- _Exercise directions_
Report the count of lines that carry the string "ylabel", and add nothing.

- _Extracted information_
================================
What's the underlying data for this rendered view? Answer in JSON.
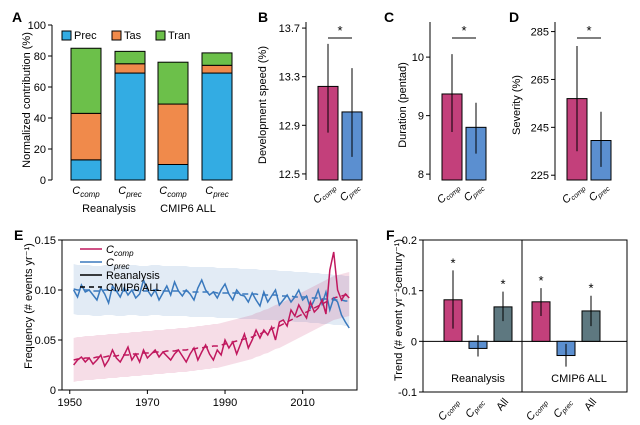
{
  "colors": {
    "prec": "#33ace3",
    "tas": "#f08a4b",
    "tran": "#6cc04a",
    "comp": "#c3407b",
    "cprec": "#5b8fd0",
    "all": "#5e7880",
    "line_comp": "#c0185e",
    "line_prec": "#3a79bd"
  },
  "chart_data": [
    {
      "panel": "A",
      "type": "bar",
      "ylabel": "Normalized contribution (%)",
      "ylim": [
        0,
        100
      ],
      "yticks": [
        "0",
        "20",
        "40",
        "60",
        "80",
        "100"
      ],
      "categories": [
        "Ccomp",
        "Cprec",
        "Ccomp",
        "Cprec"
      ],
      "category_subs": [
        "comp",
        "prec",
        "comp",
        "prec"
      ],
      "groups": [
        "Reanalysis",
        "CMIP6 ALL"
      ],
      "series": [
        {
          "name": "Prec",
          "values": [
            13,
            69,
            10,
            69
          ]
        },
        {
          "name": "Tas",
          "values": [
            30,
            6,
            39,
            5
          ]
        },
        {
          "name": "Tran",
          "values": [
            42,
            8,
            27,
            8
          ]
        }
      ]
    },
    {
      "panel": "B",
      "type": "bar",
      "ylabel": "Development speed (%)",
      "ylim": [
        12.45,
        13.75
      ],
      "yticks": [
        "12.5",
        "12.9",
        "13.3",
        "13.7"
      ],
      "categories": [
        "Ccomp",
        "Cprec"
      ],
      "category_subs": [
        "comp",
        "prec"
      ],
      "values": [
        13.22,
        13.01
      ],
      "err_low": [
        12.84,
        12.64
      ],
      "err_high": [
        13.57,
        13.37
      ],
      "significance": "*"
    },
    {
      "panel": "C",
      "type": "bar",
      "ylabel": "Duration (pentad)",
      "ylim": [
        7.9,
        10.6
      ],
      "yticks": [
        "8",
        "9",
        "10"
      ],
      "categories": [
        "Ccomp",
        "Cprec"
      ],
      "category_subs": [
        "comp",
        "prec"
      ],
      "values": [
        9.37,
        8.8
      ],
      "err_low": [
        8.72,
        8.35
      ],
      "err_high": [
        10.05,
        9.22
      ],
      "significance": "*"
    },
    {
      "panel": "D",
      "type": "bar",
      "ylabel": "Severity (%)",
      "ylim": [
        223,
        289
      ],
      "yticks": [
        "225",
        "245",
        "265",
        "285"
      ],
      "categories": [
        "Ccomp",
        "Cprec"
      ],
      "category_subs": [
        "comp",
        "prec"
      ],
      "values": [
        257,
        239.5
      ],
      "err_low": [
        235,
        228.5
      ],
      "err_high": [
        279,
        251.5
      ],
      "significance": "*"
    },
    {
      "panel": "E",
      "type": "line",
      "ylabel": "Frequency (# events yr⁻¹)",
      "xlim": [
        1948,
        2024
      ],
      "ylim": [
        0,
        0.15
      ],
      "xticks": [
        "1950",
        "1970",
        "1990",
        "2010"
      ],
      "yticks": [
        "0",
        "0.05",
        "0.10",
        "0.15"
      ],
      "legend": [
        {
          "name": "C",
          "sub": "comp"
        },
        {
          "name": "C",
          "sub": "prec"
        },
        {
          "name": "Reanalysis"
        },
        {
          "name": "CMIP6 ALL"
        }
      ],
      "x": [
        1951,
        1952,
        1953,
        1954,
        1955,
        1956,
        1957,
        1958,
        1959,
        1960,
        1961,
        1962,
        1963,
        1964,
        1965,
        1966,
        1967,
        1968,
        1969,
        1970,
        1971,
        1972,
        1973,
        1974,
        1975,
        1976,
        1977,
        1978,
        1979,
        1980,
        1981,
        1982,
        1983,
        1984,
        1985,
        1986,
        1987,
        1988,
        1989,
        1990,
        1991,
        1992,
        1993,
        1994,
        1995,
        1996,
        1997,
        1998,
        1999,
        2000,
        2001,
        2002,
        2003,
        2004,
        2005,
        2006,
        2007,
        2008,
        2009,
        2010,
        2011,
        2012,
        2013,
        2014,
        2015,
        2016,
        2017,
        2018,
        2019,
        2020,
        2021,
        2022
      ],
      "series": [
        {
          "name": "Ccomp Reanalysis",
          "values": [
            0.025,
            0.03,
            0.033,
            0.028,
            0.032,
            0.026,
            0.03,
            0.035,
            0.024,
            0.03,
            0.04,
            0.032,
            0.028,
            0.035,
            0.043,
            0.03,
            0.036,
            0.028,
            0.04,
            0.032,
            0.036,
            0.04,
            0.033,
            0.038,
            0.034,
            0.03,
            0.036,
            0.04,
            0.034,
            0.028,
            0.036,
            0.042,
            0.03,
            0.038,
            0.045,
            0.036,
            0.03,
            0.04,
            0.035,
            0.05,
            0.042,
            0.048,
            0.036,
            0.046,
            0.056,
            0.042,
            0.05,
            0.06,
            0.052,
            0.06,
            0.055,
            0.063,
            0.05,
            0.068,
            0.07,
            0.064,
            0.08,
            0.074,
            0.085,
            0.078,
            0.072,
            0.088,
            0.078,
            0.082,
            0.09,
            0.076,
            0.12,
            0.138,
            0.1,
            0.09,
            0.096,
            0.092
          ]
        },
        {
          "name": "Cprec Reanalysis",
          "values": [
            0.1,
            0.093,
            0.105,
            0.098,
            0.1,
            0.095,
            0.09,
            0.102,
            0.096,
            0.087,
            0.104,
            0.099,
            0.093,
            0.102,
            0.095,
            0.1,
            0.092,
            0.096,
            0.11,
            0.1,
            0.094,
            0.1,
            0.09,
            0.097,
            0.104,
            0.095,
            0.108,
            0.099,
            0.094,
            0.1,
            0.096,
            0.09,
            0.102,
            0.11,
            0.1,
            0.095,
            0.098,
            0.092,
            0.1,
            0.106,
            0.096,
            0.09,
            0.1,
            0.095,
            0.094,
            0.088,
            0.097,
            0.09,
            0.084,
            0.098,
            0.088,
            0.094,
            0.1,
            0.085,
            0.09,
            0.095,
            0.088,
            0.093,
            0.1,
            0.09,
            0.094,
            0.082,
            0.09,
            0.1,
            0.086,
            0.098,
            0.08,
            0.092,
            0.088,
            0.075,
            0.068,
            0.062
          ]
        },
        {
          "name": "Ccomp CMIP6 ALL",
          "values": [
            0.03,
            0.031,
            0.031,
            0.032,
            0.032,
            0.032,
            0.033,
            0.033,
            0.033,
            0.034,
            0.034,
            0.034,
            0.035,
            0.035,
            0.035,
            0.036,
            0.036,
            0.036,
            0.037,
            0.037,
            0.037,
            0.038,
            0.038,
            0.038,
            0.039,
            0.039,
            0.039,
            0.04,
            0.04,
            0.04,
            0.041,
            0.041,
            0.042,
            0.042,
            0.043,
            0.043,
            0.044,
            0.044,
            0.045,
            0.046,
            0.047,
            0.048,
            0.049,
            0.05,
            0.051,
            0.052,
            0.053,
            0.055,
            0.056,
            0.058,
            0.059,
            0.061,
            0.063,
            0.064,
            0.066,
            0.068,
            0.07,
            0.072,
            0.074,
            0.076,
            0.078,
            0.08,
            0.082,
            0.084,
            0.086,
            0.088,
            0.09,
            0.092,
            0.093,
            0.094,
            0.095,
            0.096
          ]
        },
        {
          "name": "Cprec CMIP6 ALL",
          "values": [
            0.101,
            0.1,
            0.1,
            0.1,
            0.1,
            0.099,
            0.099,
            0.099,
            0.1,
            0.1,
            0.1,
            0.099,
            0.099,
            0.099,
            0.1,
            0.1,
            0.1,
            0.099,
            0.099,
            0.099,
            0.1,
            0.1,
            0.1,
            0.099,
            0.099,
            0.099,
            0.099,
            0.099,
            0.099,
            0.099,
            0.098,
            0.098,
            0.098,
            0.098,
            0.098,
            0.098,
            0.098,
            0.097,
            0.097,
            0.097,
            0.097,
            0.097,
            0.097,
            0.096,
            0.096,
            0.096,
            0.096,
            0.096,
            0.095,
            0.095,
            0.095,
            0.095,
            0.095,
            0.094,
            0.094,
            0.094,
            0.094,
            0.093,
            0.093,
            0.093,
            0.093,
            0.092,
            0.092,
            0.092,
            0.091,
            0.091,
            0.091,
            0.09,
            0.09,
            0.09,
            0.089,
            0.089
          ]
        }
      ]
    },
    {
      "panel": "F",
      "type": "bar",
      "ylabel": "Trend (# event yr⁻¹century⁻¹)",
      "ylim": [
        -0.1,
        0.2
      ],
      "yticks": [
        "-0.1",
        "0",
        "0.1",
        "0.2"
      ],
      "groups": [
        "Reanalysis",
        "CMIP6 ALL"
      ],
      "categories": [
        "Ccomp",
        "Cprec",
        "All",
        "Ccomp",
        "Cprec",
        "All"
      ],
      "category_subs": [
        "comp",
        "prec",
        "",
        "comp",
        "prec",
        ""
      ],
      "values": [
        0.082,
        -0.014,
        0.068,
        0.078,
        -0.028,
        0.06
      ],
      "err_low": [
        0.025,
        -0.03,
        0.04,
        0.05,
        -0.05,
        0.03
      ],
      "err_high": [
        0.14,
        0.012,
        0.098,
        0.105,
        -0.005,
        0.09
      ],
      "significance": [
        "*",
        "",
        "*",
        "*",
        "",
        "*"
      ]
    }
  ]
}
================================
- _Result_
6